### DATA TO EXAMINE
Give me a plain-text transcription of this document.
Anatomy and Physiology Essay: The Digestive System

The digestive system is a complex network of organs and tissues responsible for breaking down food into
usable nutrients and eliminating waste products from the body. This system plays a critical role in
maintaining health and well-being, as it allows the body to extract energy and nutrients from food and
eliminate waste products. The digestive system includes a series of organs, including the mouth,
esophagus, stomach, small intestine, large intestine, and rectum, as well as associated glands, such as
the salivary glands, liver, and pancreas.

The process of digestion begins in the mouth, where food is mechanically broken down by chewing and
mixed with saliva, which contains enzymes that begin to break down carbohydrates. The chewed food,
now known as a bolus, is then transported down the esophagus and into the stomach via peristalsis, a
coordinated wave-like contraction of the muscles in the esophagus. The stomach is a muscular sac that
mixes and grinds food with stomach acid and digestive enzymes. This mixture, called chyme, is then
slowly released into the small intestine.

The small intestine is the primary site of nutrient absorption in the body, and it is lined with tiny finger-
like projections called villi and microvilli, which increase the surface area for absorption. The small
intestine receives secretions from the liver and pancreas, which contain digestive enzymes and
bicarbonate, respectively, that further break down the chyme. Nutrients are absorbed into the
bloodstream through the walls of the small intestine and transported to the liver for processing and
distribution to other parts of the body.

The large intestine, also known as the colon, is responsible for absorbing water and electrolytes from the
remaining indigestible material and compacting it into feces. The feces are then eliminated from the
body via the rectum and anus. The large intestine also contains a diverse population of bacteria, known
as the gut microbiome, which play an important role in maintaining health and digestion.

### ACTION ITEM
In the listing above, how many of the lines include "with"? Give only the figure.

### SOLUTION TO THIS PROBLEM
3